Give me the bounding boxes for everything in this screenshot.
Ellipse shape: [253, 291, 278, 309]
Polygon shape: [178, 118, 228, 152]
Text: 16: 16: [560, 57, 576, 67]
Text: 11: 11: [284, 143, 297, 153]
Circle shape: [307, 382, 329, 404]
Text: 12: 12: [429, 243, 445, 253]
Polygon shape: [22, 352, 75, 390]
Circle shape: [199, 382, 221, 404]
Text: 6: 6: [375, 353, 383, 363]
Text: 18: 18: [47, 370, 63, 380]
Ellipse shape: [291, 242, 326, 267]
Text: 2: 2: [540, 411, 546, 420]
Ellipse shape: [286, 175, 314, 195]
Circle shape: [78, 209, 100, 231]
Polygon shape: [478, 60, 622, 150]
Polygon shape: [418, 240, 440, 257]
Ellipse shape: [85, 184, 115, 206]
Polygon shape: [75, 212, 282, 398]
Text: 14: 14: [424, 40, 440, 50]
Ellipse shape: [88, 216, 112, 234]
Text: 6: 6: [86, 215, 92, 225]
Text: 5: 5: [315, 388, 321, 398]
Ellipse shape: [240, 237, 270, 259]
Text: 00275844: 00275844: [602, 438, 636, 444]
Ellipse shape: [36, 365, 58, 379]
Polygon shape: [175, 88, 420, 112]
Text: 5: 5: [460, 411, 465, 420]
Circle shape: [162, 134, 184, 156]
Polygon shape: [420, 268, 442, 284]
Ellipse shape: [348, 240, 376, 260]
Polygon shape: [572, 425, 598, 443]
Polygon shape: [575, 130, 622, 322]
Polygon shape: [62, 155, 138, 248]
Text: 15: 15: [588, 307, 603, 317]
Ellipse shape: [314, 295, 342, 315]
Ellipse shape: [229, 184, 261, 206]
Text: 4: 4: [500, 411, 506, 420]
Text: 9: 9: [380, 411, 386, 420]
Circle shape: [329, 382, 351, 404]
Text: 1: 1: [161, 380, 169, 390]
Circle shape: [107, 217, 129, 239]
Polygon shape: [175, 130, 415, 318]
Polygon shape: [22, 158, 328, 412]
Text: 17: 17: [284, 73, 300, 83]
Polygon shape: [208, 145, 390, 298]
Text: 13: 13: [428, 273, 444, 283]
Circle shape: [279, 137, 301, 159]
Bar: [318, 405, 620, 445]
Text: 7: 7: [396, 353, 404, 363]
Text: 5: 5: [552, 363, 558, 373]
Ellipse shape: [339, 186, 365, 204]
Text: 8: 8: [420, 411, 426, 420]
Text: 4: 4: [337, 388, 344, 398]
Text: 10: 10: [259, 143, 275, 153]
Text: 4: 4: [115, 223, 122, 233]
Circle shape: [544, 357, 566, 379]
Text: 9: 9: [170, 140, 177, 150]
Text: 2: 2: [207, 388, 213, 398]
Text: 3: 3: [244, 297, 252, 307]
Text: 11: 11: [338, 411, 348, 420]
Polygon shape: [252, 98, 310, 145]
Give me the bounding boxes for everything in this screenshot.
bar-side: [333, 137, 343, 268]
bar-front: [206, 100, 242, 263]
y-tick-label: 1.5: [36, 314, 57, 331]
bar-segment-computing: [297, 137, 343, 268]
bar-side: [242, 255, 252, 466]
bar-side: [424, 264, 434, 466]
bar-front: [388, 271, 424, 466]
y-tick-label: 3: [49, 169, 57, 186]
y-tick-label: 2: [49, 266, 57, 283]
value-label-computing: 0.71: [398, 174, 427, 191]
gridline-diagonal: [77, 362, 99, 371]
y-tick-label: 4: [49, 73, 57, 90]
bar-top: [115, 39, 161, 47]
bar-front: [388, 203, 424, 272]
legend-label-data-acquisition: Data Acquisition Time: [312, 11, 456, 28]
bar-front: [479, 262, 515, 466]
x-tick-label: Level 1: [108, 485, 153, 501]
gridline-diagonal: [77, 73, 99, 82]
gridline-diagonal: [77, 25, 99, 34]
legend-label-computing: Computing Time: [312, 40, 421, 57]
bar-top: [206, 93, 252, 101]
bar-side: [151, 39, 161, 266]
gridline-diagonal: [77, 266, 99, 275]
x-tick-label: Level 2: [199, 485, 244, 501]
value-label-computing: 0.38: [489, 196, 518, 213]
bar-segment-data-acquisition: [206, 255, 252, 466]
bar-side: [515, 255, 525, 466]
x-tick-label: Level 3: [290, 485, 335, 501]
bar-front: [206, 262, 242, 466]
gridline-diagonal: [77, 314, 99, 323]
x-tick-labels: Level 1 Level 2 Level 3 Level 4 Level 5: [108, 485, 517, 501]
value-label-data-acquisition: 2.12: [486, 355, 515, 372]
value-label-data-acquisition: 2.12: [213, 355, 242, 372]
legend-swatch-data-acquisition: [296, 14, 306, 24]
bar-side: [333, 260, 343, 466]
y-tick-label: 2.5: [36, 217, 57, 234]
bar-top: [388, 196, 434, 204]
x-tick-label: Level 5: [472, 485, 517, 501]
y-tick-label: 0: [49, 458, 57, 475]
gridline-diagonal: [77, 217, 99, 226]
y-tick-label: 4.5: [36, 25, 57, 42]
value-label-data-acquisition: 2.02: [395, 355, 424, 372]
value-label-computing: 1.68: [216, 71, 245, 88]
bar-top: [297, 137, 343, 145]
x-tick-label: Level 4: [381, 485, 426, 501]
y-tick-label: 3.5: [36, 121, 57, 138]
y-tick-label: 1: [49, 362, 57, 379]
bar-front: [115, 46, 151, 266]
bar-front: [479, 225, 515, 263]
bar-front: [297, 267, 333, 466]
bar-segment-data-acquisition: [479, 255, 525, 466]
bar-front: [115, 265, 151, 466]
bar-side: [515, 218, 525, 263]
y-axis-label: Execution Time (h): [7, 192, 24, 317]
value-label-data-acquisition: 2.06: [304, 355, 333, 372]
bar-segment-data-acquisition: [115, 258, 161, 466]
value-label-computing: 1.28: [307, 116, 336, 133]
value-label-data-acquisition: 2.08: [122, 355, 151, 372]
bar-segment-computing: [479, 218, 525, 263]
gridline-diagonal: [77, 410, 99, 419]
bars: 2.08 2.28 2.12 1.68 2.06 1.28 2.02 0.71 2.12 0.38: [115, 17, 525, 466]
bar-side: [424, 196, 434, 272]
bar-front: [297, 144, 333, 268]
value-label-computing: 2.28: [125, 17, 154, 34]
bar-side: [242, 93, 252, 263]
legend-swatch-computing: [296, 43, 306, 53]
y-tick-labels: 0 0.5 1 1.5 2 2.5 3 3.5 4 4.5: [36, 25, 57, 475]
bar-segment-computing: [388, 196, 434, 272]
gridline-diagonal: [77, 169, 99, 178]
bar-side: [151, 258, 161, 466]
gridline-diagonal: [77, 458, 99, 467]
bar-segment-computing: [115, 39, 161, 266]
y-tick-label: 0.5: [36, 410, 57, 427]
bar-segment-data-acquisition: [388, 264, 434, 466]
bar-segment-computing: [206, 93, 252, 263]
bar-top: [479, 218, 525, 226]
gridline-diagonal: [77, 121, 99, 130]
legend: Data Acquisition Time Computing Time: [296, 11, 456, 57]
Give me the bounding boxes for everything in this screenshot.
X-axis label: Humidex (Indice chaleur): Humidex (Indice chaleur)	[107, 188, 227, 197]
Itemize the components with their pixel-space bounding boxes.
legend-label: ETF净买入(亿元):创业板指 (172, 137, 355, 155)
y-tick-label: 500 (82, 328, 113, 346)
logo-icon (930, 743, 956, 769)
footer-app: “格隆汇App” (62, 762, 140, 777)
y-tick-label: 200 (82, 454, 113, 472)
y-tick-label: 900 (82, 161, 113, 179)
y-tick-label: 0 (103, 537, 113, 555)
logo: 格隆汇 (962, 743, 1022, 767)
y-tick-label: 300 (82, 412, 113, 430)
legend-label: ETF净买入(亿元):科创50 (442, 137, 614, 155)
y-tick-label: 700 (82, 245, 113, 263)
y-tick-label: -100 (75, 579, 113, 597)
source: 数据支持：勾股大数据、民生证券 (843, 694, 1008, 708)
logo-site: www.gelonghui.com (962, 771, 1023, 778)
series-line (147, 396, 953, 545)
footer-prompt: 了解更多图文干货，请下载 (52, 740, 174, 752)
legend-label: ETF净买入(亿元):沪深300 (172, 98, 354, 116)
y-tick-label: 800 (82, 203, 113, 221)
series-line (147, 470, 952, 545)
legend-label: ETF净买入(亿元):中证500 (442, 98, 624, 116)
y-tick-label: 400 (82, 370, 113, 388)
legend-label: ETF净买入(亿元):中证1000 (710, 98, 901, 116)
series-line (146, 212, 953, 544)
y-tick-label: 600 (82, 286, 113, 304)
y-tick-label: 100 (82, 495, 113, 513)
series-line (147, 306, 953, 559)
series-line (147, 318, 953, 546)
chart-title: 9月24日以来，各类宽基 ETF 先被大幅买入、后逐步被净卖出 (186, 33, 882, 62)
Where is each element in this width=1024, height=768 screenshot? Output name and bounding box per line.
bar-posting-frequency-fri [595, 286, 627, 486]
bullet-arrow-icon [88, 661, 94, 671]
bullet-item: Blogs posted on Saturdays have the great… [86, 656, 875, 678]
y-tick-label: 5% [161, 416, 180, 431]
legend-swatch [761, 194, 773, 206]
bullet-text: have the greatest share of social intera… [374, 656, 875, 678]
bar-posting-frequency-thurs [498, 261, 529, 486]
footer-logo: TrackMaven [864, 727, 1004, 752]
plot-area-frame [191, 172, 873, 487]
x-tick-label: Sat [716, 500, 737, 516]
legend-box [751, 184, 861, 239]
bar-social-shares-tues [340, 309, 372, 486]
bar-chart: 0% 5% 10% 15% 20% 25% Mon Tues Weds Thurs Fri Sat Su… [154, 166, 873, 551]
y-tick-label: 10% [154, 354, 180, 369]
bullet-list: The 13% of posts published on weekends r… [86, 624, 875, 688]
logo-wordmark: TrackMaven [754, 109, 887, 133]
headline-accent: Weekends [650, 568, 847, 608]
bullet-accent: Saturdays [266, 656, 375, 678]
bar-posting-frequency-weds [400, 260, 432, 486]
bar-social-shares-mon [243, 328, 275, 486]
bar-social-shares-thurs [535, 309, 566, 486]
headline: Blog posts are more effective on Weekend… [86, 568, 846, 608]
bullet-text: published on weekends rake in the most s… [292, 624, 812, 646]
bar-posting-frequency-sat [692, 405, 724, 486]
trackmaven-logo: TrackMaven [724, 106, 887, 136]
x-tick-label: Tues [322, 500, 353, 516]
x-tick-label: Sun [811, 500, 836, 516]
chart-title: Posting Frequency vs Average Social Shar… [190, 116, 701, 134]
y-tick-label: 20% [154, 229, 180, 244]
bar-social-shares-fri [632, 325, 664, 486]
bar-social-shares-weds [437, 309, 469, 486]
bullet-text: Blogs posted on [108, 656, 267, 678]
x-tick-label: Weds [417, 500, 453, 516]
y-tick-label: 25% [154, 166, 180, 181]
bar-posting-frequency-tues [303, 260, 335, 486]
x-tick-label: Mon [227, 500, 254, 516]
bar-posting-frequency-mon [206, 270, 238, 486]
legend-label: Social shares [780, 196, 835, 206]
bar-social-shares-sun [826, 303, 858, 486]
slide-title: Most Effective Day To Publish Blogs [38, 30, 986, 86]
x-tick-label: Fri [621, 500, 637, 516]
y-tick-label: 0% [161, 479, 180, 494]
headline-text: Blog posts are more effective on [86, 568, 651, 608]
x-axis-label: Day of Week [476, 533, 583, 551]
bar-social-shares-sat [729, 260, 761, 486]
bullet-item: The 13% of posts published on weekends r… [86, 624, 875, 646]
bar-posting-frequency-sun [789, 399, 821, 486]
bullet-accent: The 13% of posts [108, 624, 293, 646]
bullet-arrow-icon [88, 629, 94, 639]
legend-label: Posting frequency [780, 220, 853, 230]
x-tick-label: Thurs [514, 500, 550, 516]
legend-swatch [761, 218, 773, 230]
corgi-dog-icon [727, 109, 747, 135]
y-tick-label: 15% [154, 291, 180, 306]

──────────────────────────────

AIM |
Reproduce the material from its first line through the line with "Text: 2: 2: [540, 411, 546, 420]", replacing "Ellipse" with "Oval" wherever it appears and leaving everything else the same.

OUTPUT FOR THIS EXERCISE |
Give me the bounding boxes for everything in this screenshot.
Oval shape: [253, 291, 278, 309]
Polygon shape: [178, 118, 228, 152]
Text: 16: 16: [560, 57, 576, 67]
Text: 11: 11: [284, 143, 297, 153]
Circle shape: [307, 382, 329, 404]
Text: 12: 12: [429, 243, 445, 253]
Polygon shape: [22, 352, 75, 390]
Circle shape: [199, 382, 221, 404]
Text: 6: 6: [375, 353, 383, 363]
Text: 18: 18: [47, 370, 63, 380]
Oval shape: [291, 242, 326, 267]
Text: 2: 2: [540, 411, 546, 420]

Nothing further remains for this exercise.